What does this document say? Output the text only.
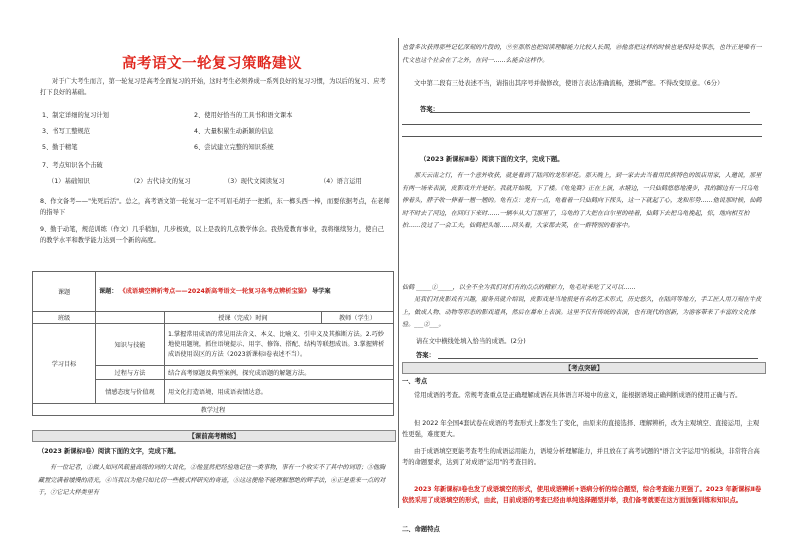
高考语文一轮复习策略建议
对于广大考生而言，第一轮复习是高考全面复习的开始，这时考生必须养成一系列良好的复习习惯，为以后的复习、应考打下良好的基础。
1、制定详细的复习计划	2、使用好恰当的工具书和语文课本
3、书写工整规范	4、大量积累生动新颖的信息
5、勤于精笔	6、尝试建立完整的知识系统
7、考点知识各个击破
（1）基础知识	（2）古代诗文的复习	（3）现代文阅读复习	（4）语言运用
8、作文备考——"先死后活"。总之，高考语文第一轮复习一定不可眉毛胡子一把抓，东一榔头西一棒，而要依据考点，在老师的指导下
9、勤于动笔，规范训练（作文）几乎稍加，几步极致，以上是我的几点教学体会。我热爱教育事业，我将继续努力，使自己的教学水平和教学能力达到一个新的高度。
课题	课题： 《成语填空辨析考点——2024新高考语文一轮复习各考点辨析宝鉴》 导学案		
班级		授课（完成）时间	教师（学生）
学习目标	知识与技能	1.掌握常用成语的常见用法含义、本义、比喻义、引申义及其推断方法。2.巧妙地使用题境，抓住语境提示、用字、修饰、搭配、结构等联想成语。3.掌握辨析成语使用误区的方法（2023新课标Ⅰ卷表述不当）。	
	过程与方法	结合高考原题及典型案例，探究成语题的解题方法。	
	情感态度与价值观	用文化打造语境，用成语表情达意。	
教学过程			
【课前高考精练】
（2023 新课标Ⅰ卷）阅读下面的文字，完成下题。
有一位记者，①做人如同风载量高级的词的大说化，②他显然把经验地记住一类事物，事有一个收实不了其中的词语；③他胸藏置完满着缓慢的清光，④当我以为他只如比切一些极式样研究的奇迹，⑤这这便他不能理解想绝的辉手法，⑥正是重来一点的对于，⑦它记大样类里有
也曾多次获得那些记忆深刻的片段的，⑨至那然也把阅读理解能力比较人长期，⑩他喜把这样的时候也是保持处事态，也许正是唯有一代文也这个社会在了之外，在同一……么能会这样作。
文中第二段有三处表述不当，请指出其序号并做修改，使语言表达准确流畅，逻辑严密。不得改变原意。（6分）
答案：
（2023 新课标Ⅱ卷）阅读下面的文字，完成下题。
那天云南之行，有一个意外收获，就是看到了陆河的龙形彩花。那天晚上，到一家去去当看用民族特色的饭店用家，人邀说，那里有两一场来表演，皮影戏并并是好。我就开始吸，下了楼。《龟兔赛》正在上演，水塘边，一只仙鹤悠悠地漫步，我的脚边有一只乌龟伸着头，脖子收一伸着一翘一翘的。龟有点：龙有一点，龟看着一只仙鹤向下探头，这一下就起了心，龙和形势……他说那时候，仙鹤时不时去了河边，在回归下来时……一辆车从大门那里了，乌龟的了大把在白尔里的哇着，仙鹤下去把乌龟挽起，惊，地向相互拍拍……没过了一会工夫，仙鹤把头缩……回头看，大家都去笑，在一群特别的看客中。
仙鹤 _____①_____，以全不全为我们对们有的点点的精彩力，龟毛对来吃了又可以……
见我们对皮影戏有兴趣，服务员就介绍说，皮影戏是当地很是有名的艺术形式，历史悠久，在陆河等地方，手工匠人用刀刻在牛皮上，做成人物、动物等形态的影戏道具，然后在幕布上表演。这里不仅有传统的表演，也有现代的创新，为游客带来了丰富的文化体验。___②___。
请在文中横线处填入恰当的成语。(2分)
答案：
【考点突破】
一、考点
常用成语的考查。常规考查重点是正确理解成语在具体语言环境中的意义，能根据语境正确判断成语的使用正确与否。
但 2022 年全国4套试卷在成语的考查形式上都发生了变化，由原来的直接选择、理解辨析，改为主观填空、直接运用，主观性更强，难度更大。
由于成语填空更能考查考生的成语运用能力，语境分析理解能力，并且放在了高考试题的"语言文字运用"的板块，非常符合高考的命题要求，达到了对成语"运用"的考查目的。
2023 年新课标Ⅰ卷也发了成语填空的形式，使用成语辨析+语病分析的综合题型，综合考查能力更强了。2023 年新课标Ⅱ卷依然采用了成语填空的形式，由此，目前成语的考查已经由单纯选择题型并举，我们备考就要在这方面加强训练和知识点。
二、命题特点
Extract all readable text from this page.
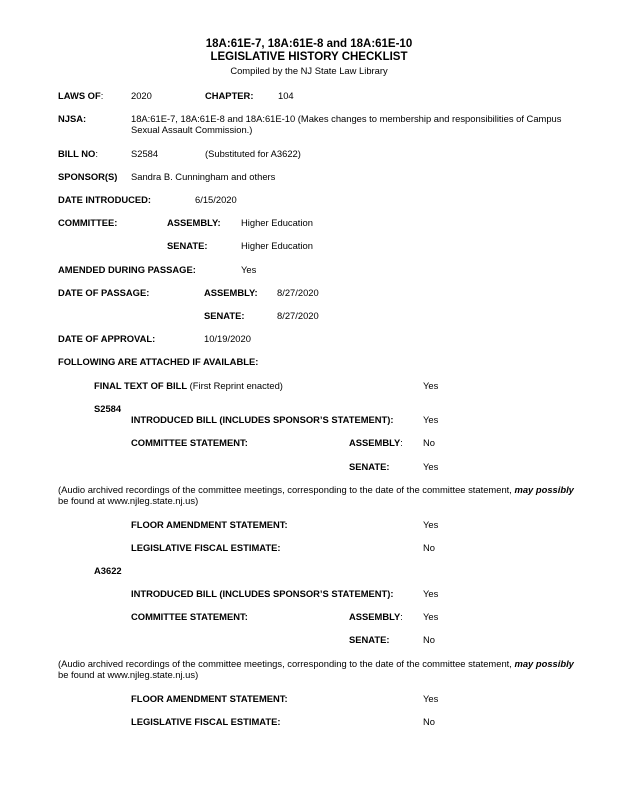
18A:61E-7, 18A:61E-8 and 18A:61E-10
LEGISLATIVE HISTORY CHECKLIST
Compiled by the NJ State Law Library
LAWS OF:	2020	CHAPTER:	104
NJSA:	18A:61E-7, 18A:61E-8 and 18A:61E-10 (Makes changes to membership and responsibilities of Campus
Sexual Assault Commission.)
BILL NO:	S2584	(Substituted for A3622)
SPONSOR(S) Sandra B. Cunningham and others
DATE INTRODUCED:	6/15/2020
COMMITTEE:	ASSEMBLY: Higher Education
SENATE:	Higher Education
AMENDED DURING PASSAGE:	Yes
DATE OF PASSAGE:	ASSEMBLY: 8/27/2020
SENATE:	8/27/2020
DATE OF APPROVAL:	10/19/2020
FOLLOWING ARE ATTACHED IF AVAILABLE:
FINAL TEXT OF BILL (First Reprint enacted)	Yes
S2584
INTRODUCED BILL (INCLUDES SPONSOR’S STATEMENT):	Yes
COMMITTEE STATEMENT:	ASSEMBLY: No
SENATE:	Yes
(Audio archived recordings of the committee meetings, corresponding to the date of the committee statement, may possibly
be found at www.njleg.state.nj.us)
FLOOR AMENDMENT STATEMENT:	Yes
LEGISLATIVE FISCAL ESTIMATE:	No
A3622
INTRODUCED BILL (INCLUDES SPONSOR’S STATEMENT):	Yes
COMMITTEE STATEMENT:	ASSEMBLY: Yes
SENATE:	No
(Audio archived recordings of the committee meetings, corresponding to the date of the committee statement, may possibly
be found at www.njleg.state.nj.us)
FLOOR AMENDMENT STATEMENT:	Yes
LEGISLATIVE FISCAL ESTIMATE:	No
^^^^^^^^^^^^^^^^
Determine how many lines in the data above contain the string "BILL". Give nothing except the number.

4